# PROBLEM TO SOLVE
Will you output the entries below exactly, skipping every image they contain?

# EXCERPTED DATA

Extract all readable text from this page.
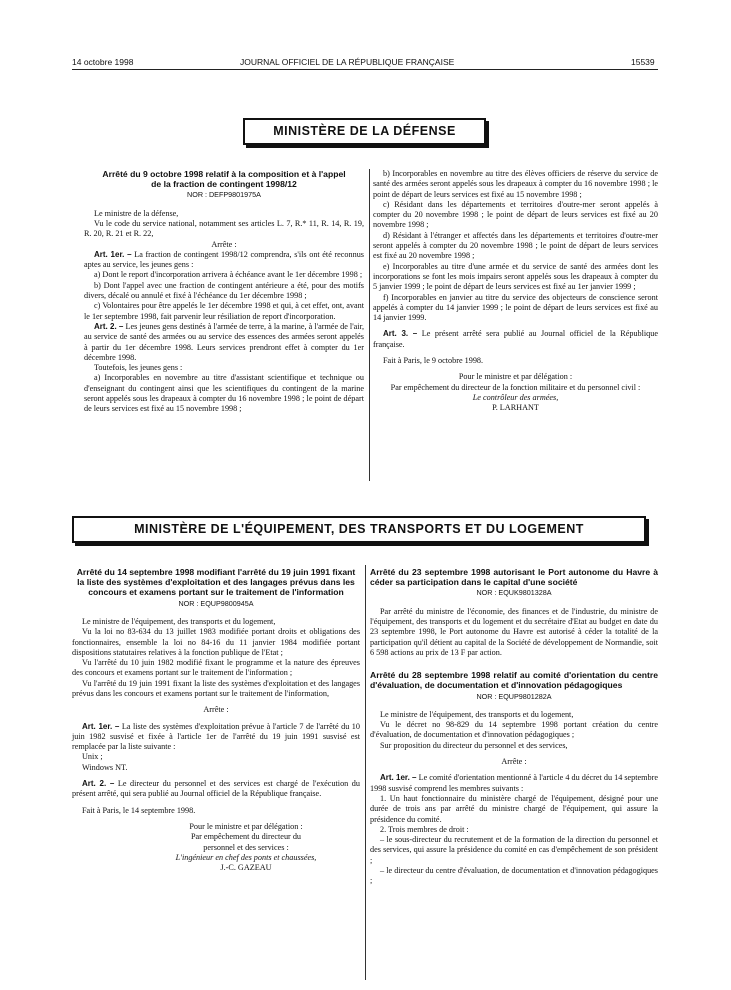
14 octobre 1998	JOURNAL OFFICIEL DE LA RÉPUBLIQUE FRANÇAISE	15539
MINISTÈRE DE LA DÉFENSE
Arrêté du 9 octobre 1998 relatif à la composition et à l'appel de la fraction de contingent 1998/12

NOR : DEFP9801975A

Le ministre de la défense,

Vu le code du service national, notamment ses articles L. 7, R.* 11, R. 14, R. 19, R. 20, R. 21 et R. 22,

Arrête :

Art. 1er. – La fraction de contingent 1998/12 comprendra, s'ils ont été reconnus aptes au service, les jeunes gens :

a) Dont le report d'incorporation arrivera à échéance avant le 1er décembre 1998 ;

b) Dont l'appel avec une fraction de contingent antérieure a été, pour des motifs divers, décalé ou annulé et fixé à l'échéance du 1er décembre 1998 ;

c) Volontaires pour être appelés le 1er décembre 1998 et qui, à cet effet, ont, avant le 1er septembre 1998, fait parvenir leur résiliation de report d'incorporation.

Art. 2. – Les jeunes gens destinés à l'armée de terre, à la marine, à l'armée de l'air, au service de santé des armées ou au service des essences des armées seront appelés à partir du 1er décembre 1998. Leurs services prendront effet à compter du 1er décembre 1998.

Toutefois, les jeunes gens :

a) Incorporables en novembre au titre d'assistant scientifique et technique ou d'enseignant du contingent ainsi que les scientifiques du contingent de la marine seront appelés sous les drapeaux à compter du 16 novembre 1998 ; le point de départ de leurs services est fixé au 15 novembre 1998 ;

b) Incorporables en novembre au titre des élèves officiers de réserve du service de santé des armées seront appelés sous les drapeaux à compter du 16 novembre 1998 ; le point de départ de leurs services est fixé au 15 novembre 1998 ;

c) Résidant dans les départements et territoires d'outre-mer seront appelés à compter du 20 novembre 1998 ; le point de départ de leurs services est fixé au 20 novembre 1998 ;

d) Résidant à l'étranger et affectés dans les départements et territoires d'outre-mer seront appelés à compter du 20 novembre 1998 ; le point de départ de leurs services est fixé au 20 novembre 1998 ;

e) Incorporables au titre d'une armée et du service de santé des armées dont les incorporations se font les mois impairs seront appelés sous les drapeaux à compter du 5 janvier 1999 ; le point de départ de leurs services est fixé au 1er janvier 1999 ;

f) Incorporables en janvier au titre du service des objecteurs de conscience seront appelés à compter du 14 janvier 1999 ; le point de départ de leurs services est fixé au 14 janvier 1999.

Art. 3. – Le présent arrêté sera publié au Journal officiel de la République française.

Fait à Paris, le 9 octobre 1998.

Pour le ministre et par délégation :

Par empêchement du directeur de la fonction militaire et du personnel civil :

Le contrôleur des armées,

P. LARHANT

MINISTÈRE DE L'ÉQUIPEMENT, DES TRANSPORTS ET DU LOGEMENT
Arrêté du 14 septembre 1998 modifiant l'arrêté du 19 juin 1991 fixant la liste des systèmes d'exploitation et des langages prévus dans les concours et examens portant sur le traitement de l'information

NOR : EQUP9800945A

Le ministre de l'équipement, des transports et du logement,

Vu la loi no 83-634 du 13 juillet 1983 modifiée portant droits et obligations des fonctionnaires, ensemble la loi no 84-16 du 11 janvier 1984 modifiée portant dispositions statutaires relatives à la fonction publique de l'Etat ;

Vu l'arrêté du 10 juin 1982 modifié fixant le programme et la nature des épreuves des concours et examens portant sur le traitement de l'information ;

Vu l'arrêté du 19 juin 1991 fixant la liste des systèmes d'exploitation et des langages prévus dans les concours et examens portant sur le traitement de l'information,

Arrête :

Art. 1er. – La liste des systèmes d'exploitation prévue à l'article 7 de l'arrêté du 10 juin 1982 susvisé et fixée à l'article 1er de l'arrêté du 19 juin 1991 susvisé est remplacée par la liste suivante :

Unix ;

Windows NT.

Art. 2. – Le directeur du personnel et des services est chargé de l'exécution du présent arrêté, qui sera publié au Journal officiel de la République française.

Fait à Paris, le 14 septembre 1998.

Pour le ministre et par délégation :

Par empêchement du directeur du personnel et des services :

L'ingénieur en chef des ponts et chaussées,

J.-C. GAZEAU

Arrêté du 23 septembre 1998 autorisant le Port autonome du Havre à céder sa participation dans le capital d'une société

NOR : EQUK9801328A

Par arrêté du ministre de l'économie, des finances et de l'industrie, du ministre de l'équipement, des transports et du logement et du secrétaire d'Etat au budget en date du 23 septembre 1998, le Port autonome du Havre est autorisé à céder la totalité de la participation qu'il détient au capital de la Société de développement de Normandie, soit 6 598 actions au prix de 13 F par action.

Arrêté du 28 septembre 1998 relatif au comité d'orientation du centre d'évaluation, de documentation et d'innovation pédagogiques

NOR : EQUP9801282A

Le ministre de l'équipement, des transports et du logement,

Vu le décret no 98-829 du 14 septembre 1998 portant création du centre d'évaluation, de documentation et d'innovation pédagogiques ;

Sur proposition du directeur du personnel et des services,

Arrête :

Art. 1er. – Le comité d'orientation mentionné à l'article 4 du décret du 14 septembre 1998 susvisé comprend les membres suivants :

1. Un haut fonctionnaire du ministère chargé de l'équipement, désigné pour une durée de trois ans par arrêté du ministre chargé de l'équipement, qui assure la présidence du comité.

2. Trois membres de droit :

– le sous-directeur du recrutement et de la formation de la direction du personnel et des services, qui assure la présidence du comité en cas d'empêchement de son président ;

– le directeur du centre d'évaluation, de documentation et d'innovation pédagogiques ;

# THE SOLUTION
Extract all readable text from this page.
14 octobre 1998	JOURNAL OFFICIEL DE LA RÉPUBLIQUE FRANÇAISE	15539
MINISTÈRE DE LA DÉFENSE
Arrêté du 9 octobre 1998 relatif à la composition et à l'appel de la fraction de contingent 1998/12

NOR : DEFP9801975A

Le ministre de la défense,

Vu le code du service national, notamment ses articles L. 7, R.* 11, R. 14, R. 19, R. 20, R. 21 et R. 22,

Arrête :

Art. 1er. – La fraction de contingent 1998/12 comprendra, s'ils ont été reconnus aptes au service, les jeunes gens :

a) Dont le report d'incorporation arrivera à échéance avant le 1er décembre 1998 ;

b) Dont l'appel avec une fraction de contingent antérieure a été, pour des motifs divers, décalé ou annulé et fixé à l'échéance du 1er décembre 1998 ;

c) Volontaires pour être appelés le 1er décembre 1998 et qui, à cet effet, ont, avant le 1er septembre 1998, fait parvenir leur résiliation de report d'incorporation.

Art. 2. – Les jeunes gens destinés à l'armée de terre, à la marine, à l'armée de l'air, au service de santé des armées ou au service des essences des armées seront appelés à partir du 1er décembre 1998. Leurs services prendront effet à compter du 1er décembre 1998.

Toutefois, les jeunes gens :

a) Incorporables en novembre au titre d'assistant scientifique et technique ou d'enseignant du contingent ainsi que les scientifiques du contingent de la marine seront appelés sous les drapeaux à compter du 16 novembre 1998 ; le point de départ de leurs services est fixé au 15 novembre 1998 ;

b) Incorporables en novembre au titre des élèves officiers de réserve du service de santé des armées seront appelés sous les drapeaux à compter du 16 novembre 1998 ; le point de départ de leurs services est fixé au 15 novembre 1998 ;

c) Résidant dans les départements et territoires d'outre-mer seront appelés à compter du 20 novembre 1998 ; le point de départ de leurs services est fixé au 20 novembre 1998 ;

d) Résidant à l'étranger et affectés dans les départements et territoires d'outre-mer seront appelés à compter du 20 novembre 1998 ; le point de départ de leurs services est fixé au 20 novembre 1998 ;

e) Incorporables au titre d'une armée et du service de santé des armées dont les incorporations se font les mois impairs seront appelés sous les drapeaux à compter du 5 janvier 1999 ; le point de départ de leurs services est fixé au 1er janvier 1999 ;

f) Incorporables en janvier au titre du service des objecteurs de conscience seront appelés à compter du 14 janvier 1999 ; le point de départ de leurs services est fixé au 14 janvier 1999.

Art. 3. – Le présent arrêté sera publié au Journal officiel de la République française.

Fait à Paris, le 9 octobre 1998.

Pour le ministre et par délégation :

Par empêchement du directeur de la fonction militaire et du personnel civil :

Le contrôleur des armées,

P. LARHANT

MINISTÈRE DE L'ÉQUIPEMENT, DES TRANSPORTS ET DU LOGEMENT
Arrêté du 14 septembre 1998 modifiant l'arrêté du 19 juin 1991 fixant la liste des systèmes d'exploitation et des langages prévus dans les concours et examens portant sur le traitement de l'information

NOR : EQUP9800945A

Le ministre de l'équipement, des transports et du logement,

Vu la loi no 83-634 du 13 juillet 1983 modifiée portant droits et obligations des fonctionnaires, ensemble la loi no 84-16 du 11 janvier 1984 modifiée portant dispositions statutaires relatives à la fonction publique de l'Etat ;

Vu l'arrêté du 10 juin 1982 modifié fixant le programme et la nature des épreuves des concours et examens portant sur le traitement de l'information ;

Vu l'arrêté du 19 juin 1991 fixant la liste des systèmes d'exploitation et des langages prévus dans les concours et examens portant sur le traitement de l'information,

Arrête :

Art. 1er. – La liste des systèmes d'exploitation prévue à l'article 7 de l'arrêté du 10 juin 1982 susvisé et fixée à l'article 1er de l'arrêté du 19 juin 1991 susvisé est remplacée par la liste suivante :

Unix ;

Windows NT.

Art. 2. – Le directeur du personnel et des services est chargé de l'exécution du présent arrêté, qui sera publié au Journal officiel de la République française.

Fait à Paris, le 14 septembre 1998.

Pour le ministre et par délégation :

Par empêchement du directeur du personnel et des services :

L'ingénieur en chef des ponts et chaussées,

J.-C. GAZEAU

Arrêté du 23 septembre 1998 autorisant le Port autonome du Havre à céder sa participation dans le capital d'une société

NOR : EQUK9801328A

Par arrêté du ministre de l'économie, des finances et de l'industrie, du ministre de l'équipement, des transports et du logement et du secrétaire d'Etat au budget en date du 23 septembre 1998, le Port autonome du Havre est autorisé à céder la totalité de la participation qu'il détient au capital de la Société de développement de Normandie, soit 6 598 actions au prix de 13 F par action.

Arrêté du 28 septembre 1998 relatif au comité d'orientation du centre d'évaluation, de documentation et d'innovation pédagogiques

NOR : EQUP9801282A

Le ministre de l'équipement, des transports et du logement,

Vu le décret no 98-829 du 14 septembre 1998 portant création du centre d'évaluation, de documentation et d'innovation pédagogiques ;

Sur proposition du directeur du personnel et des services,

Arrête :

Art. 1er. – Le comité d'orientation mentionné à l'article 4 du décret du 14 septembre 1998 susvisé comprend les membres suivants :

1. Un haut fonctionnaire du ministère chargé de l'équipement, désigné pour une durée de trois ans par arrêté du ministre chargé de l'équipement, qui assure la présidence du comité.

2. Trois membres de droit :

– le sous-directeur du recrutement et de la formation de la direction du personnel et des services, qui assure la présidence du comité en cas d'empêchement de son président ;

– le directeur du centre d'évaluation, de documentation et d'innovation pédagogiques ;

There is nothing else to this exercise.